**WHAT IS EXPECTED**
Compute the number of lines that include the string "background", then output that number and nothing else.

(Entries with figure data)
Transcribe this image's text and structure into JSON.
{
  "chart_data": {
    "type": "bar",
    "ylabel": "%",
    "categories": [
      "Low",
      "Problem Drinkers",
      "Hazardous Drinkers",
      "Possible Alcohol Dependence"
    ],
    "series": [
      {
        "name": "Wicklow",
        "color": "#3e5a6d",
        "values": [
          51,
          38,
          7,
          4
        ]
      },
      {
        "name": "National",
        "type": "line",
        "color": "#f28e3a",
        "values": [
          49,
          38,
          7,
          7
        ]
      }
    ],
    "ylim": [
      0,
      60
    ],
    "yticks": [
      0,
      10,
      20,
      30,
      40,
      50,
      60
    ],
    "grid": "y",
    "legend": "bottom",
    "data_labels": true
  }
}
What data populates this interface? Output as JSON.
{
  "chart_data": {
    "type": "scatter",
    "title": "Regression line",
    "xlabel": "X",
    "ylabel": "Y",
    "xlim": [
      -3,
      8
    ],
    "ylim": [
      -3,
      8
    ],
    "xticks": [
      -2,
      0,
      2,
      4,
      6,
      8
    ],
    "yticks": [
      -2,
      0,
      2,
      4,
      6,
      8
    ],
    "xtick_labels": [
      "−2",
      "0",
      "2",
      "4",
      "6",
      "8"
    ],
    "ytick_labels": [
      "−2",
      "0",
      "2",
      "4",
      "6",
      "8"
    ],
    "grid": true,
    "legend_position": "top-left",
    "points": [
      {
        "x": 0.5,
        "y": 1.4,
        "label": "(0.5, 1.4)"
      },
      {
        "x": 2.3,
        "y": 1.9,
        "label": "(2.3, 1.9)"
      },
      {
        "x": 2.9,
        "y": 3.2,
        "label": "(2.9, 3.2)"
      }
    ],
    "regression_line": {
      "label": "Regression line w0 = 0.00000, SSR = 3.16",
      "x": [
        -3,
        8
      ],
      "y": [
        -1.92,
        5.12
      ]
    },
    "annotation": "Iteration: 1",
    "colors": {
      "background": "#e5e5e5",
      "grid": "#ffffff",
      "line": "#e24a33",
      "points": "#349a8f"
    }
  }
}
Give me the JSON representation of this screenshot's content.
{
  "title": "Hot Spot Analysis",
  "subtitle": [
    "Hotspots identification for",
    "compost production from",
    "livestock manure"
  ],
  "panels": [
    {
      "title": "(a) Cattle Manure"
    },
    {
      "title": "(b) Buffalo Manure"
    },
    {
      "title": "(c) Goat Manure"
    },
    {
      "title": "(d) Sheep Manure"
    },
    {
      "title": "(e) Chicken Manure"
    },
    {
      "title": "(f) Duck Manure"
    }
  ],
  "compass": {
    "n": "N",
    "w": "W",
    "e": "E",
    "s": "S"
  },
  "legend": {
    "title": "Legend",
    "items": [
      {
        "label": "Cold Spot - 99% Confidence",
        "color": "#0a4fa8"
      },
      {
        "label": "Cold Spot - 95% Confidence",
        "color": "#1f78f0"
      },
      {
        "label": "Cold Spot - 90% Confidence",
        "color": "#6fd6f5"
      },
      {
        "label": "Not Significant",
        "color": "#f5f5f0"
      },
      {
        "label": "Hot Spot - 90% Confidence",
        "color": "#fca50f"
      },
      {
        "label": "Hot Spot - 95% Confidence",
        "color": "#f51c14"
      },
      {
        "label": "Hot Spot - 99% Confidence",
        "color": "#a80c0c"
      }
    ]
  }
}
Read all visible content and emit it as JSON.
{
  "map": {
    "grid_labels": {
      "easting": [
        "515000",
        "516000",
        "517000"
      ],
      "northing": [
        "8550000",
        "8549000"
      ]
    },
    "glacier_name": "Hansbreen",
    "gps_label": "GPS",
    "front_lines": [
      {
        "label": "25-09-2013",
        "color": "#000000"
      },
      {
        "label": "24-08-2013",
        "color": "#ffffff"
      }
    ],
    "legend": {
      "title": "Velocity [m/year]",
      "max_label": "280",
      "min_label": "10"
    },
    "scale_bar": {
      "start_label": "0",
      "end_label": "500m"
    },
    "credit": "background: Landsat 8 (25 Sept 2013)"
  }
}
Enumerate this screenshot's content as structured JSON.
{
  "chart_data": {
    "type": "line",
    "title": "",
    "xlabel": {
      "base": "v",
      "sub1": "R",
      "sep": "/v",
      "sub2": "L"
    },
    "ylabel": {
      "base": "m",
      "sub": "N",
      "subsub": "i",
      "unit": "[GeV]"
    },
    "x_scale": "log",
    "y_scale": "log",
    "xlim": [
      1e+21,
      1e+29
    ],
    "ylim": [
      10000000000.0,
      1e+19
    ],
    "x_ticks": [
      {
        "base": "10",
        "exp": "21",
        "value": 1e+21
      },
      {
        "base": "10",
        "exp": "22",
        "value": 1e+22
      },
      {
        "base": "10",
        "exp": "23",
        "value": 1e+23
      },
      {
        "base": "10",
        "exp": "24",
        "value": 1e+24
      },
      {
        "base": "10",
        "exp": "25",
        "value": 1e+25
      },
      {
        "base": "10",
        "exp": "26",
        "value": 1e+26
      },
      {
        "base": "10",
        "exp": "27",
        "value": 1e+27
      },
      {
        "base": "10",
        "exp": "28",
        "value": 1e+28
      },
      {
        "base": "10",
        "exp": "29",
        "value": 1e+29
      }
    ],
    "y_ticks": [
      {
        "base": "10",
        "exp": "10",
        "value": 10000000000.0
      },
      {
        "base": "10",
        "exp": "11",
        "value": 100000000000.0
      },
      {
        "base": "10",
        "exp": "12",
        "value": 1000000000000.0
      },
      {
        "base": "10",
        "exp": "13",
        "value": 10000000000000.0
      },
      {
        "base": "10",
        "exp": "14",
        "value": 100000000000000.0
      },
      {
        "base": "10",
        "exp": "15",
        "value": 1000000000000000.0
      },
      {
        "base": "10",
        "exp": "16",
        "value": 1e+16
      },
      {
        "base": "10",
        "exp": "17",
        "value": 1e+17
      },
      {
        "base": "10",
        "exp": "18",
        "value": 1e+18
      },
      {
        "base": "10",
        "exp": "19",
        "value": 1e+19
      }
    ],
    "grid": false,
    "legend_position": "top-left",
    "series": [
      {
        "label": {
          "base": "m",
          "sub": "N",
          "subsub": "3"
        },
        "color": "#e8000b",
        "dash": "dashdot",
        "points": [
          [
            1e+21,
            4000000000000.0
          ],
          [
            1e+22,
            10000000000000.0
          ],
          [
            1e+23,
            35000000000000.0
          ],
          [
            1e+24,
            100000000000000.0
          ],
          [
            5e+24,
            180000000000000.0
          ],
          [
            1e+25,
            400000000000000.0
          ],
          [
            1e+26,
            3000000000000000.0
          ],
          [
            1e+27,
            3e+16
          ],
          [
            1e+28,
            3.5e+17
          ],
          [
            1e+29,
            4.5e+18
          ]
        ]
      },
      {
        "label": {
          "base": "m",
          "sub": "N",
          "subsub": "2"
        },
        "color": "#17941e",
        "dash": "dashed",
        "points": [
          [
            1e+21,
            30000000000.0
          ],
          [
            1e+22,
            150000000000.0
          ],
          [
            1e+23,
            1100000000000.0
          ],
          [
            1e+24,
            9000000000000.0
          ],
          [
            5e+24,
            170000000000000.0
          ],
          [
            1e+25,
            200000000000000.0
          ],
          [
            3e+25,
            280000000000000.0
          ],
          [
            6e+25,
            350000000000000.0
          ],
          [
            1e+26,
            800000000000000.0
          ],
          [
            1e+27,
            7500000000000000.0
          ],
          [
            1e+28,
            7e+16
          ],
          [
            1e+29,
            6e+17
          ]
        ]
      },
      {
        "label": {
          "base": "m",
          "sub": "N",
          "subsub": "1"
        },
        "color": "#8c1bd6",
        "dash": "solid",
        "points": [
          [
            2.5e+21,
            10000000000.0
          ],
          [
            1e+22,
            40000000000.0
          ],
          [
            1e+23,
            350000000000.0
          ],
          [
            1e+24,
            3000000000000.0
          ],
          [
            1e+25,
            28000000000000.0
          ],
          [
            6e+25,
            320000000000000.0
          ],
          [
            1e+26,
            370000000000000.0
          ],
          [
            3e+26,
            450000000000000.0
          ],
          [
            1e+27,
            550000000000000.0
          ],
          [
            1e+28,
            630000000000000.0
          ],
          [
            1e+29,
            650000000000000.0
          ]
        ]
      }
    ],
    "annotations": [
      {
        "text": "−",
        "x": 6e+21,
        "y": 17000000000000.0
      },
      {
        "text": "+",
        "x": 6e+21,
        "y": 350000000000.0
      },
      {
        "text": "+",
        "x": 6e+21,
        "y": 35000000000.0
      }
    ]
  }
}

**REPLY TO THE EXERCISE**
2